THE TASK:
Repeat the suspension discussion below word for word, from its first line to its last.
══ DOCUMENT EXTRACT ══
I may be misunderstanding, but I think you've missed the part where I tested this and the ride height is most definitely chnaged when you put on a fully adj susp. exactly how much lower it goes is not obvious so the setting you'd need to input would not always be the same for every car. It even lowers between the three stages of suspension upgrades.
Sports suspension lowers a little
Ride-Height Adj lowers a little more (default settings)
ANd fully adjustable lowers a even more (default settings)
Not sure I understand this. If you take two cars that have identical chassis but different suspensions, then rip out the suspensions of both cars and put custom ones in, then set both to have the exact same settings, both cars should perform exactly the same. If the suspension number still mean different things, then the suspension system in GT is a pretty bad hack.
I was talking about same exact car, not two supposedly different cars like these "toyotas".
If you take a 458 Italia, for instance (one of the cars I tested) and put the different suspensions on, the number "0" means a different thing for ride height on each suspension. That's all I meant.
However, if you and Turbo are meaning to discuss whether the FR-S, 86-GT, and BR-Z using a racing suspension with the same settinsg would negate the inherent differences in the cars from the factory, I do not yet know this.
However, I can say that the numbers PD uses to allow you adjust are relative. That is, relative to where the car began. Especially ride height. Lowering one car by -5/-5 might be slightly different than lowering another by the same amount.
What I've been able to glean from the knowledge of others, such as Dan_Zitions at the deathstar, is that it is best to first look at a car's inherent numbers in the stock suspension and then think about how you'd like to offset the natural tendencies of the car by adjusting some ratio betweein front/back etc.
═══
══ DATA LISTING ══
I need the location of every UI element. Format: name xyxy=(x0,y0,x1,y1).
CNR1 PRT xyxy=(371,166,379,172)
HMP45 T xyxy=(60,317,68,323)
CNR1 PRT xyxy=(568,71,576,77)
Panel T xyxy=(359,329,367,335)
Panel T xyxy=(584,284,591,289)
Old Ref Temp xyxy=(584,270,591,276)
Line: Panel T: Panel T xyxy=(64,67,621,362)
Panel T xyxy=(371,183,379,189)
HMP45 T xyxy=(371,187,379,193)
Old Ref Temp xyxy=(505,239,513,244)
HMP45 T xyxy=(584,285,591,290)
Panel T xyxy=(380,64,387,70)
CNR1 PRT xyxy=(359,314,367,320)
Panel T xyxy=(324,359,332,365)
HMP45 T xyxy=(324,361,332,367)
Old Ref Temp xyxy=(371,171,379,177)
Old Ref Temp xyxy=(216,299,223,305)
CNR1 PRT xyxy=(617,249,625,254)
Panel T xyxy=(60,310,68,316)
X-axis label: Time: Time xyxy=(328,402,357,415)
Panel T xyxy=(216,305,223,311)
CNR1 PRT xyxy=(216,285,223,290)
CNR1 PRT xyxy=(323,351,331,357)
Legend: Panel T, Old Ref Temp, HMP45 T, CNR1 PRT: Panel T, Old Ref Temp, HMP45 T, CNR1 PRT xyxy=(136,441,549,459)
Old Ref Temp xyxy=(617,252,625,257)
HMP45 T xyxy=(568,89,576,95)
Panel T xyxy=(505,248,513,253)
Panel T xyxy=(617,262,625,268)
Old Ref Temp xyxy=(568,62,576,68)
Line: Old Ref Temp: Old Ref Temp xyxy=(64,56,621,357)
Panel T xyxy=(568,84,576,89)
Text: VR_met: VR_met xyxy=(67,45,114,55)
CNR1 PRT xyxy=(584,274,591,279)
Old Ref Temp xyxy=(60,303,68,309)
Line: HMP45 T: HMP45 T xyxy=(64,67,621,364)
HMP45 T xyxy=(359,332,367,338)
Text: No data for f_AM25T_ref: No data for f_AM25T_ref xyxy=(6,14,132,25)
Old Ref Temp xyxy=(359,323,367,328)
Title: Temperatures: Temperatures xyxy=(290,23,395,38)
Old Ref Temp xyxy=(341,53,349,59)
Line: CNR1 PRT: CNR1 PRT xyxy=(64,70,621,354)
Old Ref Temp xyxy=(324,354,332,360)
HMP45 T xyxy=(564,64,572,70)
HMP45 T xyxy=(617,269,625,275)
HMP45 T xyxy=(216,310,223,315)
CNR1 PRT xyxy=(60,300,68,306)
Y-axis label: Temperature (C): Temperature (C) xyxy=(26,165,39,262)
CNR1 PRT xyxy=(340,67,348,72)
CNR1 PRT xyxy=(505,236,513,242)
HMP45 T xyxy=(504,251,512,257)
═══
WRITTEN ANSWER:
I may be misunderstanding, but I think you've missed the part where I tested this and the ride height is most definitely chnaged when you put on a fully adj susp. exactly how much lower it goes is not obvious so the setting you'd need to input would not always be the same for every car. It even lowers between the three stages of suspension upgrades.
Sports suspension lowers a little
Ride-Height Adj lowers a little more (default settings)
ANd fully adjustable lowers a even more (default settings)
Not sure I understand this. If you take two cars that have identical chassis but different suspensions, then rip out the suspensions of both cars and put custom ones in, then set both to have the exact same settings, both cars should perform exactly the same. If the suspension number still mean different things, then the suspension system in GT is a pretty bad hack.
I was talking about same exact car, not two supposedly different cars like these "toyotas".
If you take a 458 Italia, for instance (one of the cars I tested) and put the different suspensions on, the number "0" means a different thing for ride height on each suspension. That's all I meant.
However, if you and Turbo are meaning to discuss whether the FR-S, 86-GT, and BR-Z using a racing suspension with the same settinsg would negate the inherent differences in the cars from the factory, I do not yet know this.
However, I can say that the numbers PD uses to allow you adjust are relative. That is, relative to where the car began. Especially ride height. Lowering one car by -5/-5 might be slightly different than lowering another by the same amount.
What I've been able to glean from the knowledge of others, such as Dan_Zitions at the deathstar, is that it is best to first look at a car's inherent numbers in the stock suspension and then think about how you'd like to offset the natural tendencies of the car by adjusting some ratio betweein front/back etc.